__EXCERPTED RECORDS__:
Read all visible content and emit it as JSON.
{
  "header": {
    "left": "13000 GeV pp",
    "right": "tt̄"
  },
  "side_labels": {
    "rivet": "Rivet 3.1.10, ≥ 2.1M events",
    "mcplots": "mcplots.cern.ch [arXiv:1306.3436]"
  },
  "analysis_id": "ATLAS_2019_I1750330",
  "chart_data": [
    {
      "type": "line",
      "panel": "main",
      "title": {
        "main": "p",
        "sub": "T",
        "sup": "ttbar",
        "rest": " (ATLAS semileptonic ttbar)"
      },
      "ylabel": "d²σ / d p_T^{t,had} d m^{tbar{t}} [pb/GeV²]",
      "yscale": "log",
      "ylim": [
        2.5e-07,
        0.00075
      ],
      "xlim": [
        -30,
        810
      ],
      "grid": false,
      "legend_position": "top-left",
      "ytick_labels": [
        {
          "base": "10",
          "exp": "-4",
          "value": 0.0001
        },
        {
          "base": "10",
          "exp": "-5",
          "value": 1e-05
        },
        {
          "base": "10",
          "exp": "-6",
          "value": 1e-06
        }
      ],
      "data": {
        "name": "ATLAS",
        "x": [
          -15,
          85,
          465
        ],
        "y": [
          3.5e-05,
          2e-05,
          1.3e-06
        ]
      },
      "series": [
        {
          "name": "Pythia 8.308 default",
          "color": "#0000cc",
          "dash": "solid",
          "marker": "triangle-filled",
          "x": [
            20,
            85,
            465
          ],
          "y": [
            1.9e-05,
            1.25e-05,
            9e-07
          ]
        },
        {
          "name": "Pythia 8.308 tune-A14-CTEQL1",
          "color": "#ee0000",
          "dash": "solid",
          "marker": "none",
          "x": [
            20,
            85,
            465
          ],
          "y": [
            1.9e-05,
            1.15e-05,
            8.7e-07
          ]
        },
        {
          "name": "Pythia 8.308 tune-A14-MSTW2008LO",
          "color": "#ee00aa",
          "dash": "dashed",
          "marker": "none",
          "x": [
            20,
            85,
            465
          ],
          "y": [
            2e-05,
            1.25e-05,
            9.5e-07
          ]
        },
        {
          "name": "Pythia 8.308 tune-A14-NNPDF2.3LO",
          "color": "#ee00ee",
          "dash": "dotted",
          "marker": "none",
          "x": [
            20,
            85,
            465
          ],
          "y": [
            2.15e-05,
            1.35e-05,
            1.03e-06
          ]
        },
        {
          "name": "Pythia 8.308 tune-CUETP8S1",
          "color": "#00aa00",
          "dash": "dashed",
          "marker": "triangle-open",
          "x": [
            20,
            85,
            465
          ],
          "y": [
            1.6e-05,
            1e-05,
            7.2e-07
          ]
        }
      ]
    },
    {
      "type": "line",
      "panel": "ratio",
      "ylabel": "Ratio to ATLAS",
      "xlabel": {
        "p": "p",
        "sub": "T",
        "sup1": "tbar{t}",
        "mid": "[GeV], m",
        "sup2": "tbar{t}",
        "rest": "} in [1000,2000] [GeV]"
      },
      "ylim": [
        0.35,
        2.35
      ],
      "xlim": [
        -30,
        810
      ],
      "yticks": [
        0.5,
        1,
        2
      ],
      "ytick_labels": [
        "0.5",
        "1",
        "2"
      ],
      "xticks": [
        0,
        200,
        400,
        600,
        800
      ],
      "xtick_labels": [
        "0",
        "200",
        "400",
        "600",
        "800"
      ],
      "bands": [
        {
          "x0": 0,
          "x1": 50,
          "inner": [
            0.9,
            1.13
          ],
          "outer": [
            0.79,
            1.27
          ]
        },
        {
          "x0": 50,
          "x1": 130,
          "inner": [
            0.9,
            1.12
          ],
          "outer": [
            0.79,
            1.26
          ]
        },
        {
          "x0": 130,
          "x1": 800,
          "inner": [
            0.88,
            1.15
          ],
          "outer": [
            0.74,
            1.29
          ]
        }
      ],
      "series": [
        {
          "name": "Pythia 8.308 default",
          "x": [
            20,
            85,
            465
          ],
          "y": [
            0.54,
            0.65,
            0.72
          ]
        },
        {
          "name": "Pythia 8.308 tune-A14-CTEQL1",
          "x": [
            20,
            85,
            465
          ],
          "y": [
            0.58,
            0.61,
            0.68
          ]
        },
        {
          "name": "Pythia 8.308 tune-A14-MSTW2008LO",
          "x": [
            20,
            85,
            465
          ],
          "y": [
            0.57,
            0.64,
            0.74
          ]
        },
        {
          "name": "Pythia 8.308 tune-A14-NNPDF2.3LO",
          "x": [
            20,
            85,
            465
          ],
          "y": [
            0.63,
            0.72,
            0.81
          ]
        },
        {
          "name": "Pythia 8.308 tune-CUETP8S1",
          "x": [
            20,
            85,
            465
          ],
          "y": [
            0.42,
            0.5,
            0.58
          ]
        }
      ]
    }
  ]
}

__WHAT IS EXPECTED__: Write the data back out verbatim.

__RESPONSE__:
Read all visible content and emit it as JSON.
{
  "header": {
    "left": "13000 GeV pp",
    "right": "tt̄"
  },
  "side_labels": {
    "rivet": "Rivet 3.1.10, ≥ 2.1M events",
    "mcplots": "mcplots.cern.ch [arXiv:1306.3436]"
  },
  "analysis_id": "ATLAS_2019_I1750330",
  "chart_data": [
    {
      "type": "line",
      "panel": "main",
      "title": {
        "main": "p",
        "sub": "T",
        "sup": "ttbar",
        "rest": " (ATLAS semileptonic ttbar)"
      },
      "ylabel": "d²σ / d p_T^{t,had} d m^{tbar{t}} [pb/GeV²]",
      "yscale": "log",
      "ylim": [
        2.5e-07,
        0.00075
      ],
      "xlim": [
        -30,
        810
      ],
      "grid": false,
      "legend_position": "top-left",
      "ytick_labels": [
        {
          "base": "10",
          "exp": "-4",
          "value": 0.0001
        },
        {
          "base": "10",
          "exp": "-5",
          "value": 1e-05
        },
        {
          "base": "10",
          "exp": "-6",
          "value": 1e-06
        }
      ],
      "data": {
        "name": "ATLAS",
        "x": [
          -15,
          85,
          465
        ],
        "y": [
          3.5e-05,
          2e-05,
          1.3e-06
        ]
      },
      "series": [
        {
          "name": "Pythia 8.308 default",
          "color": "#0000cc",
          "dash": "solid",
          "marker": "triangle-filled",
          "x": [
            20,
            85,
            465
          ],
          "y": [
            1.9e-05,
            1.25e-05,
            9e-07
          ]
        },
        {
          "name": "Pythia 8.308 tune-A14-CTEQL1",
          "color": "#ee0000",
          "dash": "solid",
          "marker": "none",
          "x": [
            20,
            85,
            465
          ],
          "y": [
            1.9e-05,
            1.15e-05,
            8.7e-07
          ]
        },
        {
          "name": "Pythia 8.308 tune-A14-MSTW2008LO",
          "color": "#ee00aa",
          "dash": "dashed",
          "marker": "none",
          "x": [
            20,
            85,
            465
          ],
          "y": [
            2e-05,
            1.25e-05,
            9.5e-07
          ]
        },
        {
          "name": "Pythia 8.308 tune-A14-NNPDF2.3LO",
          "color": "#ee00ee",
          "dash": "dotted",
          "marker": "none",
          "x": [
            20,
            85,
            465
          ],
          "y": [
            2.15e-05,
            1.35e-05,
            1.03e-06
          ]
        },
        {
          "name": "Pythia 8.308 tune-CUETP8S1",
          "color": "#00aa00",
          "dash": "dashed",
          "marker": "triangle-open",
          "x": [
            20,
            85,
            465
          ],
          "y": [
            1.6e-05,
            1e-05,
            7.2e-07
          ]
        }
      ]
    },
    {
      "type": "line",
      "panel": "ratio",
      "ylabel": "Ratio to ATLAS",
      "xlabel": {
        "p": "p",
        "sub": "T",
        "sup1": "tbar{t}",
        "mid": "[GeV], m",
        "sup2": "tbar{t}",
        "rest": "} in [1000,2000] [GeV]"
      },
      "ylim": [
        0.35,
        2.35
      ],
      "xlim": [
        -30,
        810
      ],
      "yticks": [
        0.5,
        1,
        2
      ],
      "ytick_labels": [
        "0.5",
        "1",
        "2"
      ],
      "xticks": [
        0,
        200,
        400,
        600,
        800
      ],
      "xtick_labels": [
        "0",
        "200",
        "400",
        "600",
        "800"
      ],
      "bands": [
        {
          "x0": 0,
          "x1": 50,
          "inner": [
            0.9,
            1.13
          ],
          "outer": [
            0.79,
            1.27
          ]
        },
        {
          "x0": 50,
          "x1": 130,
          "inner": [
            0.9,
            1.12
          ],
          "outer": [
            0.79,
            1.26
          ]
        },
        {
          "x0": 130,
          "x1": 800,
          "inner": [
            0.88,
            1.15
          ],
          "outer": [
            0.74,
            1.29
          ]
        }
      ],
      "series": [
        {
          "name": "Pythia 8.308 default",
          "x": [
            20,
            85,
            465
          ],
          "y": [
            0.54,
            0.65,
            0.72
          ]
        },
        {
          "name": "Pythia 8.308 tune-A14-CTEQL1",
          "x": [
            20,
            85,
            465
          ],
          "y": [
            0.58,
            0.61,
            0.68
          ]
        },
        {
          "name": "Pythia 8.308 tune-A14-MSTW2008LO",
          "x": [
            20,
            85,
            465
          ],
          "y": [
            0.57,
            0.64,
            0.74
          ]
        },
        {
          "name": "Pythia 8.308 tune-A14-NNPDF2.3LO",
          "x": [
            20,
            85,
            465
          ],
          "y": [
            0.63,
            0.72,
            0.81
          ]
        },
        {
          "name": "Pythia 8.308 tune-CUETP8S1",
          "x": [
            20,
            85,
            465
          ],
          "y": [
            0.42,
            0.5,
            0.58
          ]
        }
      ]
    }
  ]
}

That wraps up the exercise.